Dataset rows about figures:
◆ ◆ ◆ ◆

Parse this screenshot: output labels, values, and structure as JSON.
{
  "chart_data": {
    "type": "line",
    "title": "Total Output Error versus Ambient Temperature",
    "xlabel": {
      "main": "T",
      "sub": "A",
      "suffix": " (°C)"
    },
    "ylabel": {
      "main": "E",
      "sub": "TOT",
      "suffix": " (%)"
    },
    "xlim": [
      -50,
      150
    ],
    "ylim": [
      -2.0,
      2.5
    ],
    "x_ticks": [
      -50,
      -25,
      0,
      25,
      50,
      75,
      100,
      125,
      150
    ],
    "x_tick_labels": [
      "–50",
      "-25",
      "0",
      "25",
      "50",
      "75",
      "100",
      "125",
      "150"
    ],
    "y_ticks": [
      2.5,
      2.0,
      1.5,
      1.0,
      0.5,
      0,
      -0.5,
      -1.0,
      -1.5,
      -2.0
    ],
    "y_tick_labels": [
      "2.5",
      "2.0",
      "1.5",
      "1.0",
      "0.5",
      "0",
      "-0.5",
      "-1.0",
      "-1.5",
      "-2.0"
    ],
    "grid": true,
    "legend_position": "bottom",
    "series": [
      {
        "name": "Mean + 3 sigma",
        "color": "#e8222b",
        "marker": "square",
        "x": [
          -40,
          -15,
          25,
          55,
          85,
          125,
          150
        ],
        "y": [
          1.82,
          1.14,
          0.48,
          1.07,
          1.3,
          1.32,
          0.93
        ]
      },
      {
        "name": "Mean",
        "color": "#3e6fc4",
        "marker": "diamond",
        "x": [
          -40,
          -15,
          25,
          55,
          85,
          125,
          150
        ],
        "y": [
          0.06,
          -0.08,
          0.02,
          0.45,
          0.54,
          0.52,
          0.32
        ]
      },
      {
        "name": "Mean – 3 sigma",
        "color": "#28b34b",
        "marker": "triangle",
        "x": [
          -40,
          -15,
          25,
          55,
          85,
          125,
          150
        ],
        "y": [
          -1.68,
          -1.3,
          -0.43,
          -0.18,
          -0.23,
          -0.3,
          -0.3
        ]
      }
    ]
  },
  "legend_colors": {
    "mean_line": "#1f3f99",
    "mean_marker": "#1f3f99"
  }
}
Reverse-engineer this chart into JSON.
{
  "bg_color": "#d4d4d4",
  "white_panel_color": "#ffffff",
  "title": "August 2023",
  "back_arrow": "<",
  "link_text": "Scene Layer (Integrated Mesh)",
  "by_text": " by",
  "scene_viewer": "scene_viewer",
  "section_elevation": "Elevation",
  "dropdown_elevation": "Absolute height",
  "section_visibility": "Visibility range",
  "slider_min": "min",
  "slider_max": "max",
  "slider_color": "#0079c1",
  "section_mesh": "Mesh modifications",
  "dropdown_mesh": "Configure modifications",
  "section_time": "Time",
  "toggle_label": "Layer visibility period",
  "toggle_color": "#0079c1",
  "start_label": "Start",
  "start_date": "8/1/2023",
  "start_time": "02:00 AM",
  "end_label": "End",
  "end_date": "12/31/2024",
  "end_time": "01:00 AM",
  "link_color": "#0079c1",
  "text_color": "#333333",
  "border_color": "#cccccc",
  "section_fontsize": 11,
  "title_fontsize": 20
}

◆ ◆ ◆ ◆

WHAT NEEDS TO BE DONE
Repeat exactly, and only, the lines from the line containing "Reverse-engineer this chart into JSON." through the last line of the records above, both included.

SOLVED PROBLEM
Reverse-engineer this chart into JSON.
{
  "bg_color": "#d4d4d4",
  "white_panel_color": "#ffffff",
  "title": "August 2023",
  "back_arrow": "<",
  "link_text": "Scene Layer (Integrated Mesh)",
  "by_text": " by",
  "scene_viewer": "scene_viewer",
  "section_elevation": "Elevation",
  "dropdown_elevation": "Absolute height",
  "section_visibility": "Visibility range",
  "slider_min": "min",
  "slider_max": "max",
  "slider_color": "#0079c1",
  "section_mesh": "Mesh modifications",
  "dropdown_mesh": "Configure modifications",
  "section_time": "Time",
  "toggle_label": "Layer visibility period",
  "toggle_color": "#0079c1",
  "start_label": "Start",
  "start_date": "8/1/2023",
  "start_time": "02:00 AM",
  "end_label": "End",
  "end_date": "12/31/2024",
  "end_time": "01:00 AM",
  "link_color": "#0079c1",
  "text_color": "#333333",
  "border_color": "#cccccc",
  "section_fontsize": 11,
  "title_fontsize": 20
}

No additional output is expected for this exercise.